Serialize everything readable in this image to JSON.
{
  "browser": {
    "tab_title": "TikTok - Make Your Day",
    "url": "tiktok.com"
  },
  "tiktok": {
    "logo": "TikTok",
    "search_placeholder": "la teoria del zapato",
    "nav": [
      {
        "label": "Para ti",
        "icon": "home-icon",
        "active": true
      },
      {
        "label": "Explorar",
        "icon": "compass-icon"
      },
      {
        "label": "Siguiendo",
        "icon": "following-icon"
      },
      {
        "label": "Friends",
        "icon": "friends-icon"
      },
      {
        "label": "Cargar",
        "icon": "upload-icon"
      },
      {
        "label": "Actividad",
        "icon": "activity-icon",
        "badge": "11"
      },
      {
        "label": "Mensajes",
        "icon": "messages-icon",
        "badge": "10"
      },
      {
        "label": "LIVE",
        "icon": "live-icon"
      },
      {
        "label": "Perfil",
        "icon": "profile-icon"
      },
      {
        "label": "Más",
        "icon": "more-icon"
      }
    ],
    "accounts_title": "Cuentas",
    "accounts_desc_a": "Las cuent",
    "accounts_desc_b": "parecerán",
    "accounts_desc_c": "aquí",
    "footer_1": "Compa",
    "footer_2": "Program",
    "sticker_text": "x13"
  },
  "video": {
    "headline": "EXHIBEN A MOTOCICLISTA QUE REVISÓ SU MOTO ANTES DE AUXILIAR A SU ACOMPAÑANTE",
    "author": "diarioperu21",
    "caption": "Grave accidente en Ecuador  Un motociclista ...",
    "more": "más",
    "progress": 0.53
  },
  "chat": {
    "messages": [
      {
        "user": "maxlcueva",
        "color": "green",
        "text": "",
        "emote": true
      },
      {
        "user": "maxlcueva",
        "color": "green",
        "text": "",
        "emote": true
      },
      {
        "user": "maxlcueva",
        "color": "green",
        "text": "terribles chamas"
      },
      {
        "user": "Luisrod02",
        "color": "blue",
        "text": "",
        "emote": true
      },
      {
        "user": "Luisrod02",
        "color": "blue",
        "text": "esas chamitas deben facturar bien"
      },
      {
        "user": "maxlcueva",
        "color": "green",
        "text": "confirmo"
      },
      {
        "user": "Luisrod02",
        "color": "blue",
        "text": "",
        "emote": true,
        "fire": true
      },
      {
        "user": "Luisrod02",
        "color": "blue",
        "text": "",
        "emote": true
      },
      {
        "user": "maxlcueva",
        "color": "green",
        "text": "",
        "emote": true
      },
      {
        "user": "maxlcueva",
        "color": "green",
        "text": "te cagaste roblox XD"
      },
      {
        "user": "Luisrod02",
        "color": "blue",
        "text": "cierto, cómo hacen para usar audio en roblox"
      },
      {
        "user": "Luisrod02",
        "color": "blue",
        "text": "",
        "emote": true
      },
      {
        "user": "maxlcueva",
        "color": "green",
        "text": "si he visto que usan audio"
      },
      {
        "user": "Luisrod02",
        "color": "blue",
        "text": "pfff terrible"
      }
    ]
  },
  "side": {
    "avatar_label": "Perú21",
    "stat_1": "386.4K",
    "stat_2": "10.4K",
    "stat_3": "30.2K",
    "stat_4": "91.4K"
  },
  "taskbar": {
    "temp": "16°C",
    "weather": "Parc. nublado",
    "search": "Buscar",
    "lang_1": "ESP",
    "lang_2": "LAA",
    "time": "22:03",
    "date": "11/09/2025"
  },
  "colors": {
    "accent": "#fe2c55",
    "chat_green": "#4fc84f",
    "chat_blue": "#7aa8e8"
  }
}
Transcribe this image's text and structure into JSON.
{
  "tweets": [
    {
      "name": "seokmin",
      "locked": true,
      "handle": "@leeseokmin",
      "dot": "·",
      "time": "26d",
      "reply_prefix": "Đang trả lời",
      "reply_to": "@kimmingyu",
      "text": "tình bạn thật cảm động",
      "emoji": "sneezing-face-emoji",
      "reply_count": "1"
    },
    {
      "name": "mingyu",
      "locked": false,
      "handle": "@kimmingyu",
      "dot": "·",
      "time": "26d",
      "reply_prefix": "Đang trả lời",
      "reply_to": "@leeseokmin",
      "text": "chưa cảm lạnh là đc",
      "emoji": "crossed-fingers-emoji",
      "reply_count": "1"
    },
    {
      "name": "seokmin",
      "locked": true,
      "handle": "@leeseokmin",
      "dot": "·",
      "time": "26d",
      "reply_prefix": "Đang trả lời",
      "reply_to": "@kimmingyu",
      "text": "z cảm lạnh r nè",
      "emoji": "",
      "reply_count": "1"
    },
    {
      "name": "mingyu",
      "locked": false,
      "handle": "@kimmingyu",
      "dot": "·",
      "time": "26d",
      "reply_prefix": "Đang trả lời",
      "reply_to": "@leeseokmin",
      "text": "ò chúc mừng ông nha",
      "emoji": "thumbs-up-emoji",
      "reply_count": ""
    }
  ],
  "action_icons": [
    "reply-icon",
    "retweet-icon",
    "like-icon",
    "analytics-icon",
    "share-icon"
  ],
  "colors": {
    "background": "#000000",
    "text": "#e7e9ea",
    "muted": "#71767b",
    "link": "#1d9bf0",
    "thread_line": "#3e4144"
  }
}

Given task: Write the listing out again, exactly as shown above.

Solution for this exercise:
Serialize everything readable in this image to JSON.
{
  "browser": {
    "tab_title": "TikTok - Make Your Day",
    "url": "tiktok.com"
  },
  "tiktok": {
    "logo": "TikTok",
    "search_placeholder": "la teoria del zapato",
    "nav": [
      {
        "label": "Para ti",
        "icon": "home-icon",
        "active": true
      },
      {
        "label": "Explorar",
        "icon": "compass-icon"
      },
      {
        "label": "Siguiendo",
        "icon": "following-icon"
      },
      {
        "label": "Friends",
        "icon": "friends-icon"
      },
      {
        "label": "Cargar",
        "icon": "upload-icon"
      },
      {
        "label": "Actividad",
        "icon": "activity-icon",
        "badge": "11"
      },
      {
        "label": "Mensajes",
        "icon": "messages-icon",
        "badge": "10"
      },
      {
        "label": "LIVE",
        "icon": "live-icon"
      },
      {
        "label": "Perfil",
        "icon": "profile-icon"
      },
      {
        "label": "Más",
        "icon": "more-icon"
      }
    ],
    "accounts_title": "Cuentas",
    "accounts_desc_a": "Las cuent",
    "accounts_desc_b": "parecerán",
    "accounts_desc_c": "aquí",
    "footer_1": "Compa",
    "footer_2": "Program",
    "sticker_text": "x13"
  },
  "video": {
    "headline": "EXHIBEN A MOTOCICLISTA QUE REVISÓ SU MOTO ANTES DE AUXILIAR A SU ACOMPAÑANTE",
    "author": "diarioperu21",
    "caption": "Grave accidente en Ecuador  Un motociclista ...",
    "more": "más",
    "progress": 0.53
  },
  "chat": {
    "messages": [
      {
        "user": "maxlcueva",
        "color": "green",
        "text": "",
        "emote": true
      },
      {
        "user": "maxlcueva",
        "color": "green",
        "text": "",
        "emote": true
      },
      {
        "user": "maxlcueva",
        "color": "green",
        "text": "terribles chamas"
      },
      {
        "user": "Luisrod02",
        "color": "blue",
        "text": "",
        "emote": true
      },
      {
        "user": "Luisrod02",
        "color": "blue",
        "text": "esas chamitas deben facturar bien"
      },
      {
        "user": "maxlcueva",
        "color": "green",
        "text": "confirmo"
      },
      {
        "user": "Luisrod02",
        "color": "blue",
        "text": "",
        "emote": true,
        "fire": true
      },
      {
        "user": "Luisrod02",
        "color": "blue",
        "text": "",
        "emote": true
      },
      {
        "user": "maxlcueva",
        "color": "green",
        "text": "",
        "emote": true
      },
      {
        "user": "maxlcueva",
        "color": "green",
        "text": "te cagaste roblox XD"
      },
      {
        "user": "Luisrod02",
        "color": "blue",
        "text": "cierto, cómo hacen para usar audio en roblox"
      },
      {
        "user": "Luisrod02",
        "color": "blue",
        "text": "",
        "emote": true
      },
      {
        "user": "maxlcueva",
        "color": "green",
        "text": "si he visto que usan audio"
      },
      {
        "user": "Luisrod02",
        "color": "blue",
        "text": "pfff terrible"
      }
    ]
  },
  "side": {
    "avatar_label": "Perú21",
    "stat_1": "386.4K",
    "stat_2": "10.4K",
    "stat_3": "30.2K",
    "stat_4": "91.4K"
  },
  "taskbar": {
    "temp": "16°C",
    "weather": "Parc. nublado",
    "search": "Buscar",
    "lang_1": "ESP",
    "lang_2": "LAA",
    "time": "22:03",
    "date": "11/09/2025"
  },
  "colors": {
    "accent": "#fe2c55",
    "chat_green": "#4fc84f",
    "chat_blue": "#7aa8e8"
  }
}
Transcribe this image's text and structure into JSON.
{
  "tweets": [
    {
      "name": "seokmin",
      "locked": true,
      "handle": "@leeseokmin",
      "dot": "·",
      "time": "26d",
      "reply_prefix": "Đang trả lời",
      "reply_to": "@kimmingyu",
      "text": "tình bạn thật cảm động",
      "emoji": "sneezing-face-emoji",
      "reply_count": "1"
    },
    {
      "name": "mingyu",
      "locked": false,
      "handle": "@kimmingyu",
      "dot": "·",
      "time": "26d",
      "reply_prefix": "Đang trả lời",
      "reply_to": "@leeseokmin",
      "text": "chưa cảm lạnh là đc",
      "emoji": "crossed-fingers-emoji",
      "reply_count": "1"
    },
    {
      "name": "seokmin",
      "locked": true,
      "handle": "@leeseokmin",
      "dot": "·",
      "time": "26d",
      "reply_prefix": "Đang trả lời",
      "reply_to": "@kimmingyu",
      "text": "z cảm lạnh r nè",
      "emoji": "",
      "reply_count": "1"
    },
    {
      "name": "mingyu",
      "locked": false,
      "handle": "@kimmingyu",
      "dot": "·",
      "time": "26d",
      "reply_prefix": "Đang trả lời",
      "reply_to": "@leeseokmin",
      "text": "ò chúc mừng ông nha",
      "emoji": "thumbs-up-emoji",
      "reply_count": ""
    }
  ],
  "action_icons": [
    "reply-icon",
    "retweet-icon",
    "like-icon",
    "analytics-icon",
    "share-icon"
  ],
  "colors": {
    "background": "#000000",
    "text": "#e7e9ea",
    "muted": "#71767b",
    "link": "#1d9bf0",
    "thread_line": "#3e4144"
  }
}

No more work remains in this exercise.